> _What this task involves_:
Rewrite the items below with every "next-button" changed to "proceed-button" and nothing else altered. Leave the pictures out.

> _Task inputs_:
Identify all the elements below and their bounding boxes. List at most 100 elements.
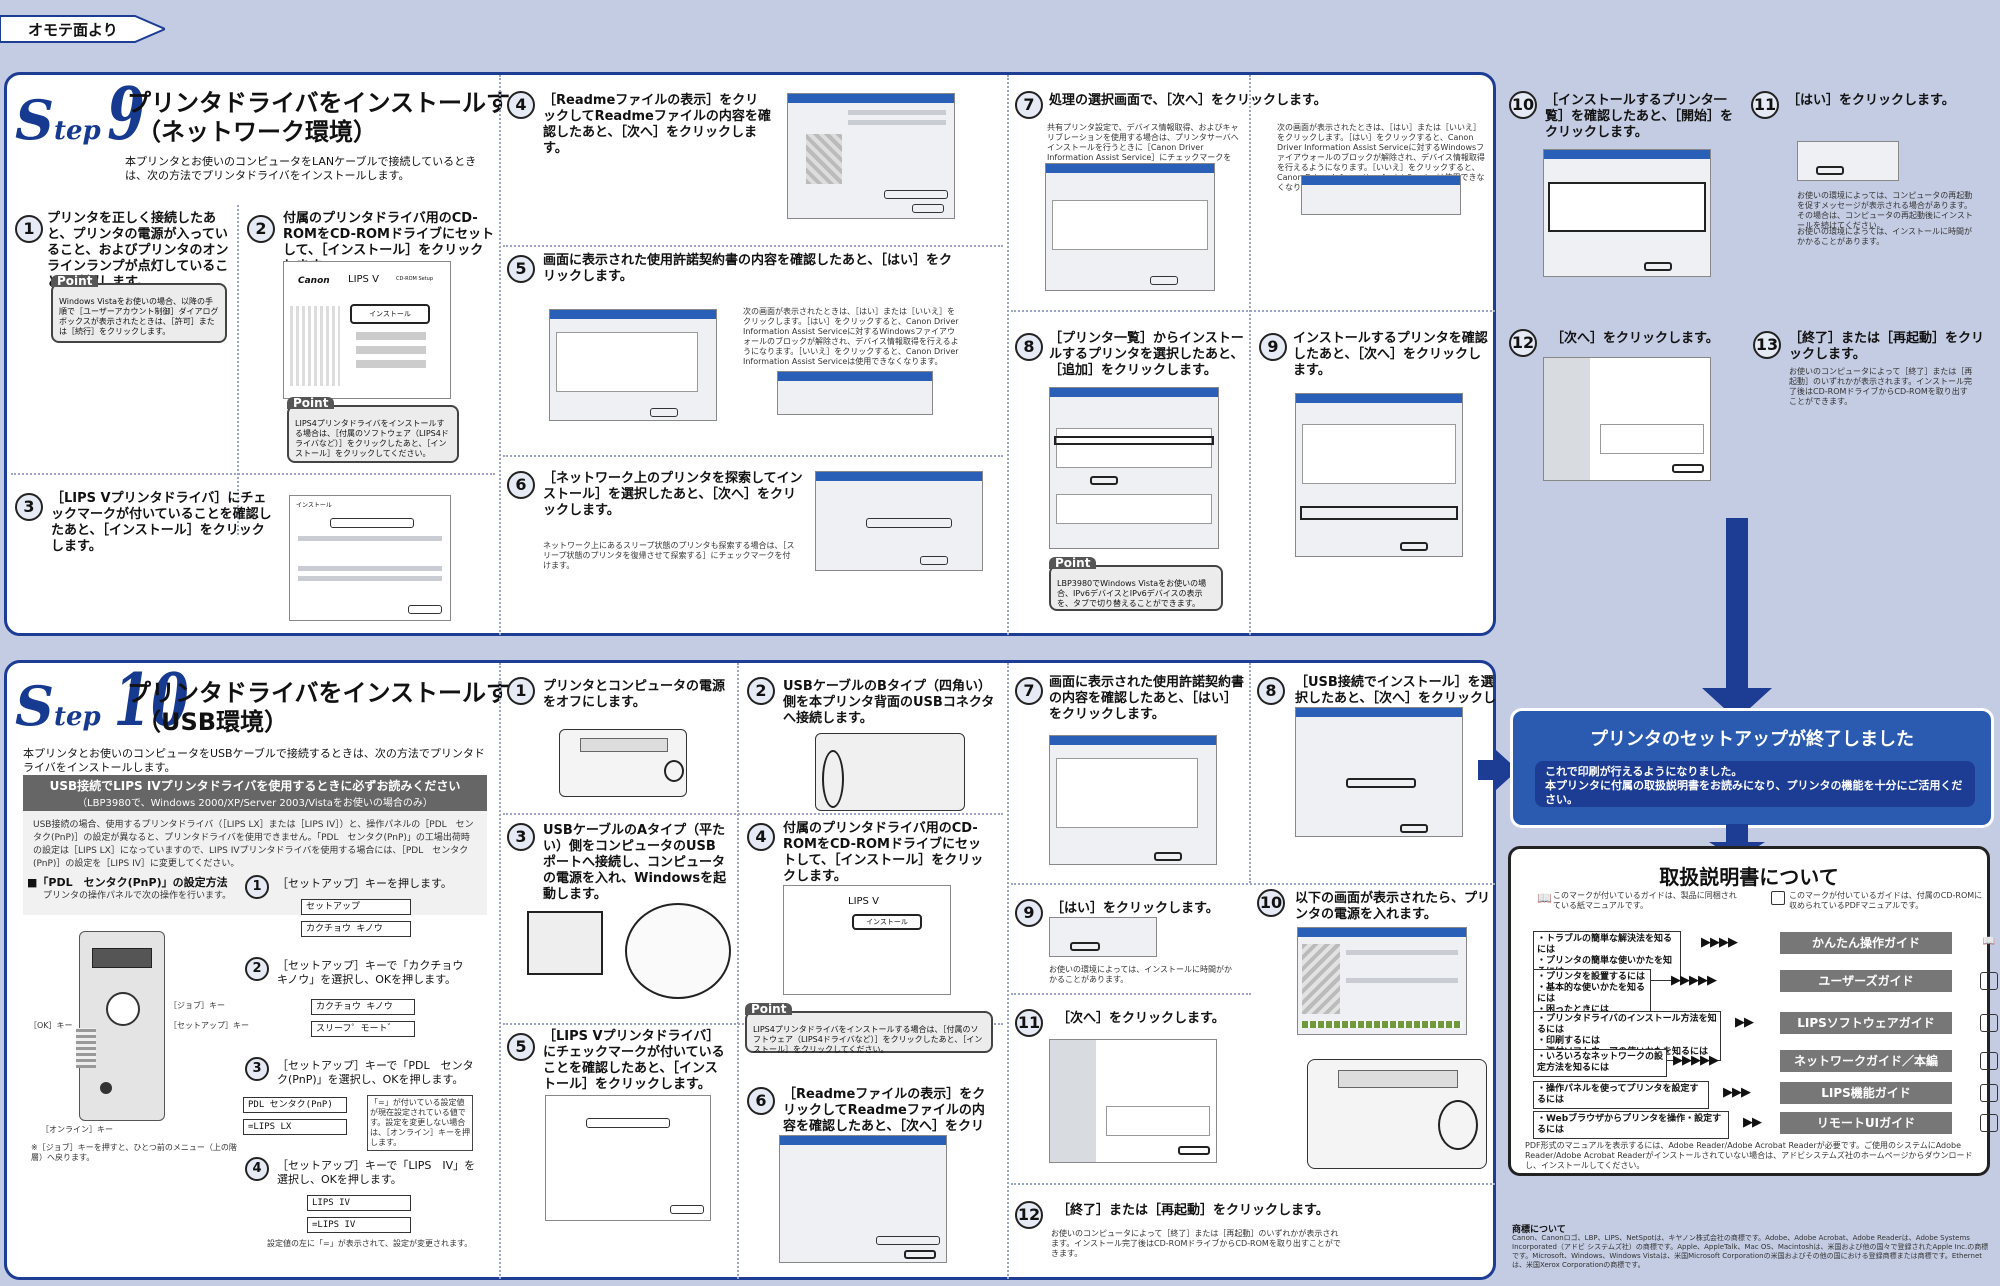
start-button[interactable] [1644,262,1672,271]
pdl-step4-note: 設定値の左に「=」が表示されて、設定が変更されます。 [267,1239,473,1248]
install-button[interactable] [670,1205,704,1214]
readme-button[interactable] [876,1236,940,1245]
install-button[interactable]: インストール [852,914,922,930]
step10-s5-screenshot [545,1095,711,1221]
manual-guide-software[interactable]: LIPSソフトウェアガイド [1780,1012,1952,1034]
step9-s3-number: 3 [15,493,43,521]
pdf-icon [1980,1014,1998,1032]
step10-s8-number: 8 [1257,677,1285,705]
label-ok-key: ［OK］キー [29,1021,73,1030]
next-button[interactable] [1150,276,1178,285]
flow-arrow [1726,518,1748,688]
step9-s5-text: 画面に表示された使用許諾契約書の内容を確認したあと、［はい］をクリックします。 [543,253,952,284]
next-button[interactable] [1672,464,1704,473]
step9-s8-text: ［プリンタ一覧］からインストールするプリンタを選択したあと、［追加］をクリックし… [1049,331,1244,378]
manual-row-desc: ・操作パネルを使ってプリンタを設定するには [1533,1081,1709,1109]
manual-arrow [1726,824,1748,844]
step10-s4-text: 付属のプリンタドライバ用のCD-ROMをCD-ROMドライブにセットして、［イン… [783,821,984,884]
manual-guide-network[interactable]: ネットワークガイド／本編 [1780,1050,1952,1072]
step9-s5-dialog [777,371,933,415]
pdl-setting-title: ■「PDL センタク(PnP)」の設定方法 [27,876,228,889]
step9-s6-number: 6 [507,471,535,499]
manual-guide-users[interactable]: ユーザーズガイド [1780,970,1952,992]
next-button[interactable] [920,556,948,565]
yes-button[interactable] [1154,852,1182,861]
install-button[interactable]: インストール [350,304,430,324]
readme-button[interactable] [884,190,948,199]
step10-s6-number: 6 [747,1087,775,1115]
step9-s11-note1: お使いの環境によっては、コンピュータの再起動を促すメッセージが表示される場合があ… [1797,191,1973,230]
label-online-key: ［オンライン］キー [41,1125,113,1134]
step9-s12-text: ［次へ］をクリックします。 [1551,331,1719,346]
manual-row: ・トラブルの簡単な解決法を知るには ・プリンタの簡単な使いかたを知るには ▶▶▶… [1533,931,2000,981]
step9-s2-screenshot: Canon LIPS V CD-ROM Setup インストール [283,261,451,399]
label-job-key: ［ジョブ］キー [169,1001,225,1010]
legend-book: このマークが付いているガイドは、製品に同梱されている紙マニュアルです。 [1553,891,1737,910]
pdf-icon [1980,1084,1998,1102]
yes-button[interactable] [1070,942,1100,951]
next-button[interactable] [1178,1146,1210,1155]
step10-s4-screenshot: LIPS V インストール [783,885,951,995]
manual-guide-lips[interactable]: LIPS機能ガイド [1780,1082,1952,1104]
step9-s1-point: Point Windows Vistaをお使いの場合、以降の手順で［ユーザーアカウ… [51,275,227,343]
manual-row-desc: ・Webブラウザからプリンタを操作・設定するには [1533,1111,1729,1139]
step10-s10-text: 以下の画面が表示されたら、プリンタの電源を入れます。 [1295,891,1491,922]
next-button[interactable] [1400,824,1428,833]
step10-s12-note: お使いのコンピュータによって［終了］または［再起動］のいずれかが表示されます。イ… [1051,1229,1341,1258]
step9-s10-number: 10 [1509,91,1537,119]
yes-button[interactable] [1816,166,1844,175]
printer-illustration [559,729,687,797]
step9-s9-text: インストールするプリンタを確認したあと、［次へ］をクリックします。 [1293,331,1488,378]
pdl-step1-lcd1: セットアップ [301,899,411,915]
yes-button[interactable] [650,408,678,417]
manual-row-desc: ・いろいろなネットワークの設定方法を知るには [1533,1049,1667,1077]
next-button[interactable] [912,204,944,213]
step9-s7-dialog [1301,175,1461,215]
book-icon: 📖 [1537,891,1552,905]
step9-s8-point: Point LBP3980でWindows Vistaをお使いの場合、IPv6デバ… [1049,557,1223,611]
ok-key[interactable] [106,992,140,1026]
next-button[interactable] [904,1250,936,1259]
step10-s9-number: 9 [1015,899,1043,927]
step9-s5-note: 次の画面が表示されたときは、［はい］または［いいえ］をクリックします。［はい］を… [743,307,959,366]
add-button[interactable] [1090,476,1118,485]
step9-s3-screenshot: インストール [289,495,451,621]
pdl-step4-lcd2: =LIPS IV [307,1217,411,1233]
step9-s8-number: 8 [1015,333,1043,361]
step10-s10-screenshot [1297,927,1467,1035]
step9-intro: 本プリンタとお使いのコンピュータをLANケーブルで接続しているときは、次の方法で… [125,155,477,182]
manual-row: ・Webブラウザからプリンタを操作・設定するには ▶▶ リモートUIガイド [1533,1111,2000,1139]
step9-s11-text: ［はい］をクリックします。 [1787,93,1955,108]
step9-s12-number: 12 [1509,329,1537,357]
step9-s4-screenshot [787,93,955,219]
step9-s9-screenshot [1295,393,1463,557]
legend-pdf: このマークが付いているガイドは、付属のCD-ROMに収められているPDFマニュア… [1789,891,1983,910]
online-key[interactable] [100,1082,112,1094]
step10-s11-text: ［次へ］をクリックします。 [1057,1011,1225,1026]
step9-s11-note2: お使いの環境によっては、インストールに時間がかかることがあります。 [1797,227,1973,246]
step9-s11-number: 11 [1751,91,1779,119]
lcd-display [92,948,152,968]
step10-s11-number: 11 [1015,1009,1043,1037]
step10-s6-screenshot [779,1135,947,1263]
step9-s1-number: 1 [15,215,43,243]
pdf-icon [1771,891,1785,905]
pdl-step2-lcd2: スリーフ゜モート゛ [311,1021,415,1037]
step10-title: プリンタドライバをインストールする （USB環境） [127,679,535,736]
setup-finished-box: プリンタのセットアップが終了しました これで印刷が行えるようになりました。 本プリ… [1510,708,1994,828]
pdf-icon [1980,1052,1998,1070]
manual-guide-kantan[interactable]: かんたん操作ガイド [1780,932,1952,954]
step10-s2-text: USBケーブルのBタイプ（四角い）側を本プリンタ背面のUSBコネクタへ接続します… [783,679,995,726]
step10-s12-number: 12 [1015,1201,1043,1229]
manual-guide-remoteui[interactable]: リモートUIガイド [1780,1112,1952,1134]
step9-s13-number: 13 [1753,331,1781,359]
step9-s7-text: 処理の選択画面で、［次へ］をクリックします。 [1049,93,1327,108]
manuals-list: ・トラブルの簡単な解決法を知るには ・プリンタの簡単な使いかたを知るには ▶▶▶… [1533,931,2000,1139]
pdl-step3-text: ［セットアップ］キーで「PDL センタク(PnP)」を選択し、OKを押します。 [277,1059,474,1086]
step9-s6-note: ネットワーク上にあるスリープ状態のプリンタも探索する場合は、［スリープ状態のプリ… [543,541,795,570]
pdl-setting-sub: プリンタの操作パネルで次の操作を行います。 [43,891,232,901]
step10-s3-number: 3 [507,823,535,851]
next-button[interactable] [1400,542,1428,551]
step10-s5-text: ［LIPS Vプリンタドライバ］にチェックマークが付いていることを確認したあと、… [543,1029,725,1092]
pdf-reader-note: PDF形式のマニュアルを表示するには、Adobe Reader/Adobe Ac… [1525,1141,1973,1170]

> _Written answer_:
Identify all the elements below and their bounding boxes. List at most 100 elements.
start-button[interactable] [1644,262,1672,271]
pdl-step4-note: 設定値の左に「=」が表示されて、設定が変更されます。 [267,1239,473,1248]
install-button[interactable] [670,1205,704,1214]
readme-button[interactable] [876,1236,940,1245]
install-button[interactable]: インストール [852,914,922,930]
step10-s5-screenshot [545,1095,711,1221]
manual-guide-software[interactable]: LIPSソフトウェアガイド [1780,1012,1952,1034]
step9-s3-number: 3 [15,493,43,521]
pdf-icon [1980,1014,1998,1032]
step10-s8-number: 8 [1257,677,1285,705]
label-ok-key: ［OK］キー [29,1021,73,1030]
proceed-button[interactable] [1150,276,1178,285]
flow-arrow [1726,518,1748,688]
step9-s5-text: 画面に表示された使用許諾契約書の内容を確認したあと、［はい］をクリックします。 [543,253,952,284]
proceed-button[interactable] [1672,464,1704,473]
step9-s8-text: ［プリンタ一覧］からインストールするプリンタを選択したあと、［追加］をクリックし… [1049,331,1244,378]
manual-row-desc: ・操作パネルを使ってプリンタを設定するには [1533,1081,1709,1109]
manual-arrow [1726,824,1748,844]
step10-s4-text: 付属のプリンタドライバ用のCD-ROMをCD-ROMドライブにセットして、［イン… [783,821,984,884]
manual-guide-network[interactable]: ネットワークガイド／本編 [1780,1050,1952,1072]
step9-s5-dialog [777,371,933,415]
pdl-setting-title: ■「PDL センタク(PnP)」の設定方法 [27,876,228,889]
step9-s6-number: 6 [507,471,535,499]
manual-guide-users[interactable]: ユーザーズガイド [1780,970,1952,992]
proceed-button[interactable] [920,556,948,565]
yes-button[interactable] [1154,852,1182,861]
install-button[interactable]: インストール [350,304,430,324]
readme-button[interactable] [884,190,948,199]
step10-s6-number: 6 [747,1087,775,1115]
step9-s11-note1: お使いの環境によっては、コンピュータの再起動を促すメッセージが表示される場合があ… [1797,191,1973,230]
label-online-key: ［オンライン］キー [41,1125,113,1134]
step9-s12-text: ［次へ］をクリックします。 [1551,331,1719,346]
manual-row: ・トラブルの簡単な解決法を知るには ・プリンタの簡単な使いかたを知るには ▶▶▶… [1533,931,2000,981]
step9-s2-screenshot: Canon LIPS V CD-ROM Setup インストール [283,261,451,399]
label-job-key: ［ジョブ］キー [169,1001,225,1010]
legend-book: このマークが付いているガイドは、製品に同梱されている紙マニュアルです。 [1553,891,1737,910]
pdf-icon [1980,1084,1998,1102]
yes-button[interactable] [1070,942,1100,951]
proceed-button[interactable] [1178,1146,1210,1155]
step10-s4-screenshot: LIPS V インストール [783,885,951,995]
manual-guide-lips[interactable]: LIPS機能ガイド [1780,1082,1952,1104]
step9-s1-point: Point Windows Vistaをお使いの場合、以降の手順で［ユーザーアカウ… [51,275,227,343]
manual-row-desc: ・Webブラウザからプリンタを操作・設定するには [1533,1111,1729,1139]
step10-s10-text: 以下の画面が表示されたら、プリンタの電源を入れます。 [1295,891,1491,922]
proceed-button[interactable] [1400,824,1428,833]
step10-s12-note: お使いのコンピュータによって［終了］または［再起動］のいずれかが表示されます。イ… [1051,1229,1341,1258]
step9-s10-number: 10 [1509,91,1537,119]
yes-button[interactable] [1816,166,1844,175]
printer-illustration [559,729,687,797]
step9-s9-text: インストールするプリンタを確認したあと、［次へ］をクリックします。 [1293,331,1488,378]
pdl-step1-lcd1: セットアップ [301,899,411,915]
yes-button[interactable] [650,408,678,417]
manual-row-desc: ・いろいろなネットワークの設定方法を知るには [1533,1049,1667,1077]
proceed-button[interactable] [912,204,944,213]
step9-s7-dialog [1301,175,1461,215]
book-icon: 📖 [1537,891,1552,905]
step9-s8-point: Point LBP3980でWindows Vistaをお使いの場合、IPv6デバ… [1049,557,1223,611]
ok-key[interactable] [106,992,140,1026]
proceed-button[interactable] [904,1250,936,1259]
step10-s9-number: 9 [1015,899,1043,927]
step9-s5-note: 次の画面が表示されたときは、［はい］または［いいえ］をクリックします。［はい］を… [743,307,959,366]
add-button[interactable] [1090,476,1118,485]
step9-s3-screenshot: インストール [289,495,451,621]
pdl-step4-lcd2: =LIPS IV [307,1217,411,1233]
step9-s8-number: 8 [1015,333,1043,361]
step10-s10-screenshot [1297,927,1467,1035]
step9-intro: 本プリンタとお使いのコンピュータをLANケーブルで接続しているときは、次の方法で… [125,155,477,182]
manual-row: ・Webブラウザからプリンタを操作・設定するには ▶▶ リモートUIガイド [1533,1111,2000,1139]
step9-s11-text: ［はい］をクリックします。 [1787,93,1955,108]
step9-s12-number: 12 [1509,329,1537,357]
step9-s4-screenshot [787,93,955,219]
step9-s9-screenshot [1295,393,1463,557]
legend-pdf: このマークが付いているガイドは、付属のCD-ROMに収められているPDFマニュア… [1789,891,1983,910]
online-key[interactable] [100,1082,112,1094]
step10-s11-text: ［次へ］をクリックします。 [1057,1011,1225,1026]
step9-s11-note2: お使いの環境によっては、インストールに時間がかかることがあります。 [1797,227,1973,246]
step9-s11-number: 11 [1751,91,1779,119]
lcd-display [92,948,152,968]
step10-s11-number: 11 [1015,1009,1043,1037]
step10-s6-screenshot [779,1135,947,1263]
step9-s1-number: 1 [15,215,43,243]
pdf-icon [1771,891,1785,905]
pdl-step2-lcd2: スリーフ゜モート゛ [311,1021,415,1037]
step10-title: プリンタドライバをインストールする （USB環境） [127,679,535,736]
setup-finished-box: プリンタのセットアップが終了しました これで印刷が行えるようになりました。 本プリ… [1510,708,1994,828]
pdf-icon [1980,1052,1998,1070]
manual-guide-kantan[interactable]: かんたん操作ガイド [1780,932,1952,954]
step10-s2-text: USBケーブルのBタイプ（四角い）側を本プリンタ背面のUSBコネクタへ接続します… [783,679,995,726]
step10-s12-number: 12 [1015,1201,1043,1229]
manual-guide-remoteui[interactable]: リモートUIガイド [1780,1112,1952,1134]
step9-s13-number: 13 [1753,331,1781,359]
step9-s7-text: 処理の選択画面で、［次へ］をクリックします。 [1049,93,1327,108]
manuals-list: ・トラブルの簡単な解決法を知るには ・プリンタの簡単な使いかたを知るには ▶▶▶… [1533,931,2000,1139]
pdl-step3-text: ［セットアップ］キーで「PDL センタク(PnP)」を選択し、OKを押します。 [277,1059,474,1086]
step9-s6-note: ネットワーク上にあるスリープ状態のプリンタも探索する場合は、［スリープ状態のプリ… [543,541,795,570]
pdl-setting-sub: プリンタの操作パネルで次の操作を行います。 [43,891,232,901]
step10-s3-number: 3 [507,823,535,851]
proceed-button[interactable] [1400,542,1428,551]
step10-s5-text: ［LIPS Vプリンタドライバ］にチェックマークが付いていることを確認したあと、… [543,1029,725,1092]
pdf-reader-note: PDF形式のマニュアルを表示するには、Adobe Reader/Adobe Ac… [1525,1141,1973,1170]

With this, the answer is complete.